— EXERCISE BRIEF —
Copy out every line that contains the word "color".

— EXERCISE INPUTS —
==================================================

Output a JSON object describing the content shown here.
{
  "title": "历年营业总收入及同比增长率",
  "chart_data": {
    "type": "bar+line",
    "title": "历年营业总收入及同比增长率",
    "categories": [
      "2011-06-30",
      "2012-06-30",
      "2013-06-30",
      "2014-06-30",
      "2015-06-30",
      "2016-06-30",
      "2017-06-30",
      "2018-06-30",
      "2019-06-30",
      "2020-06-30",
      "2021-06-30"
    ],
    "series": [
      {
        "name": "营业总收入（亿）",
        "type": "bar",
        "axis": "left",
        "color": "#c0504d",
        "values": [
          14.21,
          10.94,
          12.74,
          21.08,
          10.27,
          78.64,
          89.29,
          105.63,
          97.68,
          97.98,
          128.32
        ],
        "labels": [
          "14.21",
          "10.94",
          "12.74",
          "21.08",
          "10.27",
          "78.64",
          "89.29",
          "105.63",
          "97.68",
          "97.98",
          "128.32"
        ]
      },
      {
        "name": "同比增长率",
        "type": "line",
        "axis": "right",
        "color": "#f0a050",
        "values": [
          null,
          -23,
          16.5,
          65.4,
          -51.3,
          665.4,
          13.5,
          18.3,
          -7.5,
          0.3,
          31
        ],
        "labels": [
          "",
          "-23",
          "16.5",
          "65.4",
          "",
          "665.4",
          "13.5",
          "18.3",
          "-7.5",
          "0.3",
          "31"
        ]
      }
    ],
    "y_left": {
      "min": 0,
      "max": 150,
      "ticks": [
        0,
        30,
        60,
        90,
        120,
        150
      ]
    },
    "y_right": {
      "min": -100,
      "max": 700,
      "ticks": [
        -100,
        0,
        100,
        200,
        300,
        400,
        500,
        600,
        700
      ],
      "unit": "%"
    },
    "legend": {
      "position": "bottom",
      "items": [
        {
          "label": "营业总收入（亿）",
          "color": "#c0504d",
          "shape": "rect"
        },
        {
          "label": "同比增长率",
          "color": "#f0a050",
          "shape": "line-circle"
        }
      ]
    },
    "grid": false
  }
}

==================================================

— EXPECTED OUTPUT —
        "color": "#c0504d",
        "color": "#f0a050",
          "color": "#c0504d",
          "color": "#f0a050",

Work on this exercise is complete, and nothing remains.